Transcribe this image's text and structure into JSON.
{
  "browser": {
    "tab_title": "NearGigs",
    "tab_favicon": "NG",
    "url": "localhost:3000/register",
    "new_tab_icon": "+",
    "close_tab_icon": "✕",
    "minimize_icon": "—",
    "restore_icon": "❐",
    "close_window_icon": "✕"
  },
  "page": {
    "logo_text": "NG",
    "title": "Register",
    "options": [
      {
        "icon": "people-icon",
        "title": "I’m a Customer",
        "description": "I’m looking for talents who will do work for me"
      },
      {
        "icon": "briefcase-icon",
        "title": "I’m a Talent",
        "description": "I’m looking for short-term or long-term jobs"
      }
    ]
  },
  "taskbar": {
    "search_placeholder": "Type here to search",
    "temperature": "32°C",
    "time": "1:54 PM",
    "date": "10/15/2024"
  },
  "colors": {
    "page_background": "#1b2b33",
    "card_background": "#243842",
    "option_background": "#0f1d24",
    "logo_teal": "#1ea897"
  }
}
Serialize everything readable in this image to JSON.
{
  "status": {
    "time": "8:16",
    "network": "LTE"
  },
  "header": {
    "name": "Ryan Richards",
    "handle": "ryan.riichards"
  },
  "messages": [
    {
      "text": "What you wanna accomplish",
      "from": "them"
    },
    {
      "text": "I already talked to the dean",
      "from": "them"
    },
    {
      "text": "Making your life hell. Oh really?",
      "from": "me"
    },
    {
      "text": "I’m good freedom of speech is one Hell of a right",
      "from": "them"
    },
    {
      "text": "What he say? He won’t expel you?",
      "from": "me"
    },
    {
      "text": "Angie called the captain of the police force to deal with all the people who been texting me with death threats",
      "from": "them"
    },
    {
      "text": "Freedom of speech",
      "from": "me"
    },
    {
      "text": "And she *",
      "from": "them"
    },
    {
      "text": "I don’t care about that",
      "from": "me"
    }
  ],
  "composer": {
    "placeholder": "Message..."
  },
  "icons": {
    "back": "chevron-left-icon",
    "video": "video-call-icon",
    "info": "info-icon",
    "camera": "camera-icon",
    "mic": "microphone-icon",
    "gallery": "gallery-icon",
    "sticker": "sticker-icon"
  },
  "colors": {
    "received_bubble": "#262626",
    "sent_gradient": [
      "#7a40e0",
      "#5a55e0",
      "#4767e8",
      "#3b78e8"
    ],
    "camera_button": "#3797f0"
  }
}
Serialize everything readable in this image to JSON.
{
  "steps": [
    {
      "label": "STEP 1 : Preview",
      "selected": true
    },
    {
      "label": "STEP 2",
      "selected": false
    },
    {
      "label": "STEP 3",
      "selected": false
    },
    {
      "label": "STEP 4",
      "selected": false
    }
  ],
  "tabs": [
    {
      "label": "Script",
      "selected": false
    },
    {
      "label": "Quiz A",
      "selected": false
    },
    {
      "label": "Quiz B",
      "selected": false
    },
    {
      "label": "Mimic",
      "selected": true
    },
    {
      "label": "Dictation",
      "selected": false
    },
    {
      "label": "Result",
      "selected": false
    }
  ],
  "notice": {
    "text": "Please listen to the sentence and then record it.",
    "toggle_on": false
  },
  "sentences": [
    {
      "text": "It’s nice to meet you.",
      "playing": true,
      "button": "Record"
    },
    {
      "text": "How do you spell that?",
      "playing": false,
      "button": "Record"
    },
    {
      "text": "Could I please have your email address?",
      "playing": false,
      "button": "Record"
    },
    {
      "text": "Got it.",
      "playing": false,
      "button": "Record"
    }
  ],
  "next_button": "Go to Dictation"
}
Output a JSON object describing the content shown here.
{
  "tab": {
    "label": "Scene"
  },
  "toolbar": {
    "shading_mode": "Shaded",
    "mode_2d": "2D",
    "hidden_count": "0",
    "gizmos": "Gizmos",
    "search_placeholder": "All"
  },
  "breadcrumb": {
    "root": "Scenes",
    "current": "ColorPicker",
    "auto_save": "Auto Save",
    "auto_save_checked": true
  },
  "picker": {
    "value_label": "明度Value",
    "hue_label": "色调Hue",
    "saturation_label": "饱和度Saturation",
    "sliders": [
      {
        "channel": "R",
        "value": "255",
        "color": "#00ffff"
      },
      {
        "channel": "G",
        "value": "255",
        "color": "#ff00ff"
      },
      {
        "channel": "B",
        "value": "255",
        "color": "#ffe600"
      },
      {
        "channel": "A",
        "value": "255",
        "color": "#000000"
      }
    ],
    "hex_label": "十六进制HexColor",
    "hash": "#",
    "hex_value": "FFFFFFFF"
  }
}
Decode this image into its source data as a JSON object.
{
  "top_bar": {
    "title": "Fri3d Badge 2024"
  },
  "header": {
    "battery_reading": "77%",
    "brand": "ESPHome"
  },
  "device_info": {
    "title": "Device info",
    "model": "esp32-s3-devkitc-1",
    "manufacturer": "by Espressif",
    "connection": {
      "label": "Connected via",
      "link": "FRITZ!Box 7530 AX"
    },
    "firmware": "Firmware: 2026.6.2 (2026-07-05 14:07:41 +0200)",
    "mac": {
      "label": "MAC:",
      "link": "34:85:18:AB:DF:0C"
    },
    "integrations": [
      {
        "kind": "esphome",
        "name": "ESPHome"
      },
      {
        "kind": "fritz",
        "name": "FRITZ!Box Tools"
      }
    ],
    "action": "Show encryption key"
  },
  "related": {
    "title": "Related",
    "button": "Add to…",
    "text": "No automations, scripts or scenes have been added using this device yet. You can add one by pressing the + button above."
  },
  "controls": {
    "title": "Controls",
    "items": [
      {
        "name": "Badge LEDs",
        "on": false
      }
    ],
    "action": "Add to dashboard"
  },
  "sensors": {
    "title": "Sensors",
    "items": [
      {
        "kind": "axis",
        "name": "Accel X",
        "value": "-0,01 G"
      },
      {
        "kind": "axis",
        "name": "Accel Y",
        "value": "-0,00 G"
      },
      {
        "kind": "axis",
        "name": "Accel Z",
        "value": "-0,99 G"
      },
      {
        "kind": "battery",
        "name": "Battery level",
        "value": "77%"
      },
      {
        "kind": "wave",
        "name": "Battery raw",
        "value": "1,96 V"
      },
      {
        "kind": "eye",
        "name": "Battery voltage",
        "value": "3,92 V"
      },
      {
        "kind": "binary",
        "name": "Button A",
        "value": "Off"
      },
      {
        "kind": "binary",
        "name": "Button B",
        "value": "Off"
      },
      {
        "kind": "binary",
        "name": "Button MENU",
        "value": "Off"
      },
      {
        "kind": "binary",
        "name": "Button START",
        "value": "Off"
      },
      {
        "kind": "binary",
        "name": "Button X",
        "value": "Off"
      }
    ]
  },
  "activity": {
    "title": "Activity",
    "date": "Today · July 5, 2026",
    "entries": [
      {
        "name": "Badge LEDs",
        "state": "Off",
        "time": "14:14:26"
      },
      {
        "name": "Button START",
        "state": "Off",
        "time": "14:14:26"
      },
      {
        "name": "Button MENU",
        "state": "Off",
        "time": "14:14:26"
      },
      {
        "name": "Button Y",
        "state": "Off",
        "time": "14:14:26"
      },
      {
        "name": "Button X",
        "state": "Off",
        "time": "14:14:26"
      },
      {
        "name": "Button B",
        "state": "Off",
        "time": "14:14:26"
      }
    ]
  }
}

+-------+

◆ PROBLEM DETAILS
Repeat the listing exactly, from its first line to its last.

◆ TASK ANSWER
Transcribe this image's text and structure into JSON.
{
  "browser": {
    "tab_title": "NearGigs",
    "tab_favicon": "NG",
    "url": "localhost:3000/register",
    "new_tab_icon": "+",
    "close_tab_icon": "✕",
    "minimize_icon": "—",
    "restore_icon": "❐",
    "close_window_icon": "✕"
  },
  "page": {
    "logo_text": "NG",
    "title": "Register",
    "options": [
      {
        "icon": "people-icon",
        "title": "I’m a Customer",
        "description": "I’m looking for talents who will do work for me"
      },
      {
        "icon": "briefcase-icon",
        "title": "I’m a Talent",
        "description": "I’m looking for short-term or long-term jobs"
      }
    ]
  },
  "taskbar": {
    "search_placeholder": "Type here to search",
    "temperature": "32°C",
    "time": "1:54 PM",
    "date": "10/15/2024"
  },
  "colors": {
    "page_background": "#1b2b33",
    "card_background": "#243842",
    "option_background": "#0f1d24",
    "logo_teal": "#1ea897"
  }
}
Serialize everything readable in this image to JSON.
{
  "status": {
    "time": "8:16",
    "network": "LTE"
  },
  "header": {
    "name": "Ryan Richards",
    "handle": "ryan.riichards"
  },
  "messages": [
    {
      "text": "What you wanna accomplish",
      "from": "them"
    },
    {
      "text": "I already talked to the dean",
      "from": "them"
    },
    {
      "text": "Making your life hell. Oh really?",
      "from": "me"
    },
    {
      "text": "I’m good freedom of speech is one Hell of a right",
      "from": "them"
    },
    {
      "text": "What he say? He won’t expel you?",
      "from": "me"
    },
    {
      "text": "Angie called the captain of the police force to deal with all the people who been texting me with death threats",
      "from": "them"
    },
    {
      "text": "Freedom of speech",
      "from": "me"
    },
    {
      "text": "And she *",
      "from": "them"
    },
    {
      "text": "I don’t care about that",
      "from": "me"
    }
  ],
  "composer": {
    "placeholder": "Message..."
  },
  "icons": {
    "back": "chevron-left-icon",
    "video": "video-call-icon",
    "info": "info-icon",
    "camera": "camera-icon",
    "mic": "microphone-icon",
    "gallery": "gallery-icon",
    "sticker": "sticker-icon"
  },
  "colors": {
    "received_bubble": "#262626",
    "sent_gradient": [
      "#7a40e0",
      "#5a55e0",
      "#4767e8",
      "#3b78e8"
    ],
    "camera_button": "#3797f0"
  }
}
Serialize everything readable in this image to JSON.
{
  "steps": [
    {
      "label": "STEP 1 : Preview",
      "selected": true
    },
    {
      "label": "STEP 2",
      "selected": false
    },
    {
      "label": "STEP 3",
      "selected": false
    },
    {
      "label": "STEP 4",
      "selected": false
    }
  ],
  "tabs": [
    {
      "label": "Script",
      "selected": false
    },
    {
      "label": "Quiz A",
      "selected": false
    },
    {
      "label": "Quiz B",
      "selected": false
    },
    {
      "label": "Mimic",
      "selected": true
    },
    {
      "label": "Dictation",
      "selected": false
    },
    {
      "label": "Result",
      "selected": false
    }
  ],
  "notice": {
    "text": "Please listen to the sentence and then record it.",
    "toggle_on": false
  },
  "sentences": [
    {
      "text": "It’s nice to meet you.",
      "playing": true,
      "button": "Record"
    },
    {
      "text": "How do you spell that?",
      "playing": false,
      "button": "Record"
    },
    {
      "text": "Could I please have your email address?",
      "playing": false,
      "button": "Record"
    },
    {
      "text": "Got it.",
      "playing": false,
      "button": "Record"
    }
  ],
  "next_button": "Go to Dictation"
}
Output a JSON object describing the content shown here.
{
  "tab": {
    "label": "Scene"
  },
  "toolbar": {
    "shading_mode": "Shaded",
    "mode_2d": "2D",
    "hidden_count": "0",
    "gizmos": "Gizmos",
    "search_placeholder": "All"
  },
  "breadcrumb": {
    "root": "Scenes",
    "current": "ColorPicker",
    "auto_save": "Auto Save",
    "auto_save_checked": true
  },
  "picker": {
    "value_label": "明度Value",
    "hue_label": "色调Hue",
    "saturation_label": "饱和度Saturation",
    "sliders": [
      {
        "channel": "R",
        "value": "255",
        "color": "#00ffff"
      },
      {
        "channel": "G",
        "value": "255",
        "color": "#ff00ff"
      },
      {
        "channel": "B",
        "value": "255",
        "color": "#ffe600"
      },
      {
        "channel": "A",
        "value": "255",
        "color": "#000000"
      }
    ],
    "hex_label": "十六进制HexColor",
    "hash": "#",
    "hex_value": "FFFFFFFF"
  }
}
Decode this image into its source data as a JSON object.
{
  "top_bar": {
    "title": "Fri3d Badge 2024"
  },
  "header": {
    "battery_reading": "77%",
    "brand": "ESPHome"
  },
  "device_info": {
    "title": "Device info",
    "model": "esp32-s3-devkitc-1",
    "manufacturer": "by Espressif",
    "connection": {
      "label": "Connected via",
      "link": "FRITZ!Box 7530 AX"
    },
    "firmware": "Firmware: 2026.6.2 (2026-07-05 14:07:41 +0200)",
    "mac": {
      "label": "MAC:",
      "link": "34:85:18:AB:DF:0C"
    },
    "integrations": [
      {
        "kind": "esphome",
        "name": "ESPHome"
      },
      {
        "kind": "fritz",
        "name": "FRITZ!Box Tools"
      }
    ],
    "action": "Show encryption key"
  },
  "related": {
    "title": "Related",
    "button": "Add to…",
    "text": "No automations, scripts or scenes have been added using this device yet. You can add one by pressing the + button above."
  },
  "controls": {
    "title": "Controls",
    "items": [
      {
        "name": "Badge LEDs",
        "on": false
      }
    ],
    "action": "Add to dashboard"
  },
  "sensors": {
    "title": "Sensors",
    "items": [
      {
        "kind": "axis",
        "name": "Accel X",
        "value": "-0,01 G"
      },
      {
        "kind": "axis",
        "name": "Accel Y",
        "value": "-0,00 G"
      },
      {
        "kind": "axis",
        "name": "Accel Z",
        "value": "-0,99 G"
      },
      {
        "kind": "battery",
        "name": "Battery level",
        "value": "77%"
      },
      {
        "kind": "wave",
        "name": "Battery raw",
        "value": "1,96 V"
      },
      {
        "kind": "eye",
        "name": "Battery voltage",
        "value": "3,92 V"
      },
      {
        "kind": "binary",
        "name": "Button A",
        "value": "Off"
      },
      {
        "kind": "binary",
        "name": "Button B",
        "value": "Off"
      },
      {
        "kind": "binary",
        "name": "Button MENU",
        "value": "Off"
      },
      {
        "kind": "binary",
        "name": "Button START",
        "value": "Off"
      },
      {
        "kind": "binary",
        "name": "Button X",
        "value": "Off"
      }
    ]
  },
  "activity": {
    "title": "Activity",
    "date": "Today · July 5, 2026",
    "entries": [
      {
        "name": "Badge LEDs",
        "state": "Off",
        "time": "14:14:26"
      },
      {
        "name": "Button START",
        "state": "Off",
        "time": "14:14:26"
      },
      {
        "name": "Button MENU",
        "state": "Off",
        "time": "14:14:26"
      },
      {
        "name": "Button Y",
        "state": "Off",
        "time": "14:14:26"
      },
      {
        "name": "Button X",
        "state": "Off",
        "time": "14:14:26"
      },
      {
        "name": "Button B",
        "state": "Off",
        "time": "14:14:26"
      }
    ]
  }
}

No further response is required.